-- BEGIN --

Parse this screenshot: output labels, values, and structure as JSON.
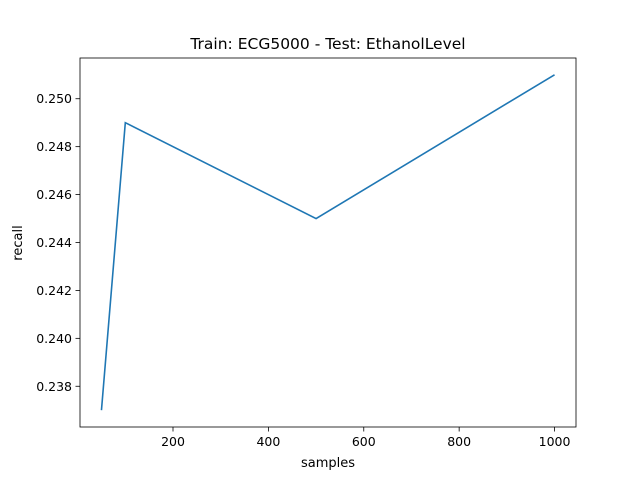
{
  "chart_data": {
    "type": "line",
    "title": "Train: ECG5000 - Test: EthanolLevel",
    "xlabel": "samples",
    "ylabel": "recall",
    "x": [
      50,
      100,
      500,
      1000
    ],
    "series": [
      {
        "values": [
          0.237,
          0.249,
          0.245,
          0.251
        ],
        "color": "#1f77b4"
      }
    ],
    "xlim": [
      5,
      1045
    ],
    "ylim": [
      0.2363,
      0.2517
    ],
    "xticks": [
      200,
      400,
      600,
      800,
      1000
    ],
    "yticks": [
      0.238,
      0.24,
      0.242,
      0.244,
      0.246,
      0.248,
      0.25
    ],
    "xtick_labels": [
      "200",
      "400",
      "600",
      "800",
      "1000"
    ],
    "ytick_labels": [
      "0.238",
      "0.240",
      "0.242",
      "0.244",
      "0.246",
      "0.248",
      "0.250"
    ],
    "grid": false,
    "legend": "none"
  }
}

-- END --
-- BEGIN --

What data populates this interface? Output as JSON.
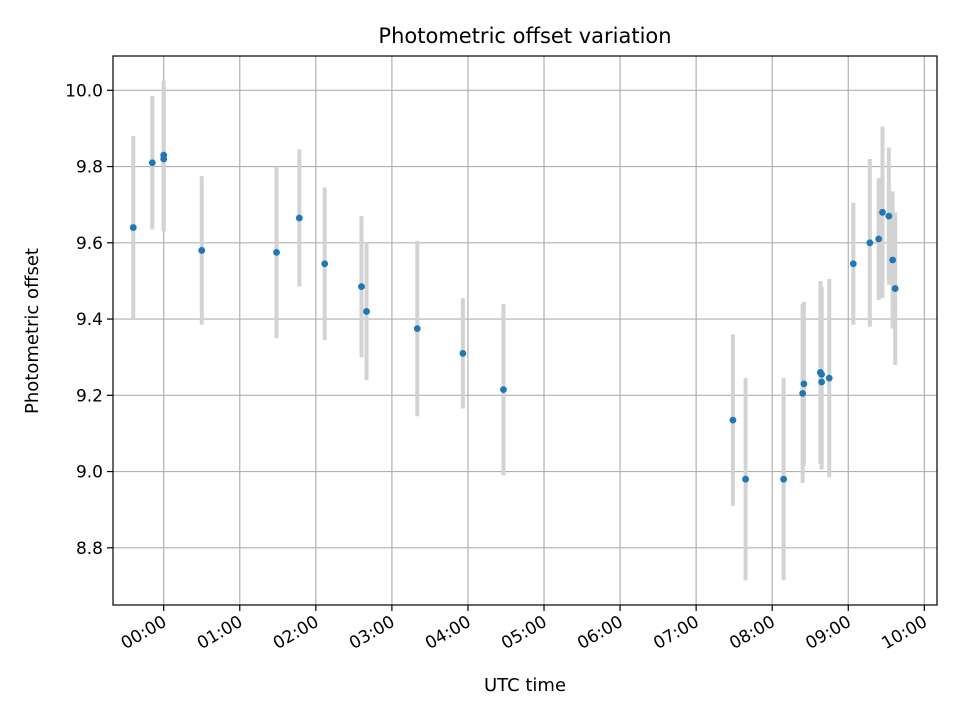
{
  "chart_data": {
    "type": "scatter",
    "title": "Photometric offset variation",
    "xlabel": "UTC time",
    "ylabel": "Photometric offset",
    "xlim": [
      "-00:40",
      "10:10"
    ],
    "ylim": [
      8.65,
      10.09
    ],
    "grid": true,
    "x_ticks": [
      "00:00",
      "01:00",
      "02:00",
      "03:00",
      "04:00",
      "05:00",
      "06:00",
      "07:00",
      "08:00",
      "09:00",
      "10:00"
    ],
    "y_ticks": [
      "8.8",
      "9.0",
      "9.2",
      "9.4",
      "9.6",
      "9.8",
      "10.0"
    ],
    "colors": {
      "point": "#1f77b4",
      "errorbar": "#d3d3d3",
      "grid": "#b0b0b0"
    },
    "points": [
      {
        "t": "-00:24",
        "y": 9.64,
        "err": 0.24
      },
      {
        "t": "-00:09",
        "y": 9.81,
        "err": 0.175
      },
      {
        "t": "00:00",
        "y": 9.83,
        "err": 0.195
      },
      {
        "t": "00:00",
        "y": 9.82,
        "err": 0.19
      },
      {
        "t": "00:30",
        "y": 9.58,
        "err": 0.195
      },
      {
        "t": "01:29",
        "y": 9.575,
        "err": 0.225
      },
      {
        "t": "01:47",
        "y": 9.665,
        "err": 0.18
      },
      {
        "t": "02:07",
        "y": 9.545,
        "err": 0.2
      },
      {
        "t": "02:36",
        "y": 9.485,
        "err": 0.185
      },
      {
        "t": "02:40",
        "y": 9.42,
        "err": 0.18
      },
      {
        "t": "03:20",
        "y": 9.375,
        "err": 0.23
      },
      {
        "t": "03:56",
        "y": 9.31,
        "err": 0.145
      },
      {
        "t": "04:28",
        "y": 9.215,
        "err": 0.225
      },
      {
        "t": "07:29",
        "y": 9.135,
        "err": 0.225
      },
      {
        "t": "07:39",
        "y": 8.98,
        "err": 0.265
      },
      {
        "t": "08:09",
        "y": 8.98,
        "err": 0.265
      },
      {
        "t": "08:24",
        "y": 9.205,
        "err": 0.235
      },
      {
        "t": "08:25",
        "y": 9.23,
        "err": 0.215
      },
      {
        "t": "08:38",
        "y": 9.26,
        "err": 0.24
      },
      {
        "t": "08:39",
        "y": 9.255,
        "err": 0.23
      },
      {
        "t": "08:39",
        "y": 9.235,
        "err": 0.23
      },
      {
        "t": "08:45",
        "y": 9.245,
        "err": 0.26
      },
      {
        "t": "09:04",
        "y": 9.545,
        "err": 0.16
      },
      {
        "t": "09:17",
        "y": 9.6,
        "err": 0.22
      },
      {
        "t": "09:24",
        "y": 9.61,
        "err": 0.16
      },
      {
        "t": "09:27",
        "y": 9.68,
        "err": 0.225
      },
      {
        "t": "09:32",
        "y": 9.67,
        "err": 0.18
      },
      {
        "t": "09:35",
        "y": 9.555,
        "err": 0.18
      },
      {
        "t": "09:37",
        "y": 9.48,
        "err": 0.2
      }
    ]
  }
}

-- END --

## AIM
Copy each line of the data that contains the word "ylabel".

## TASK ANSWER
    "ylabel": "recall",
    "ylabel": "Photometric offset",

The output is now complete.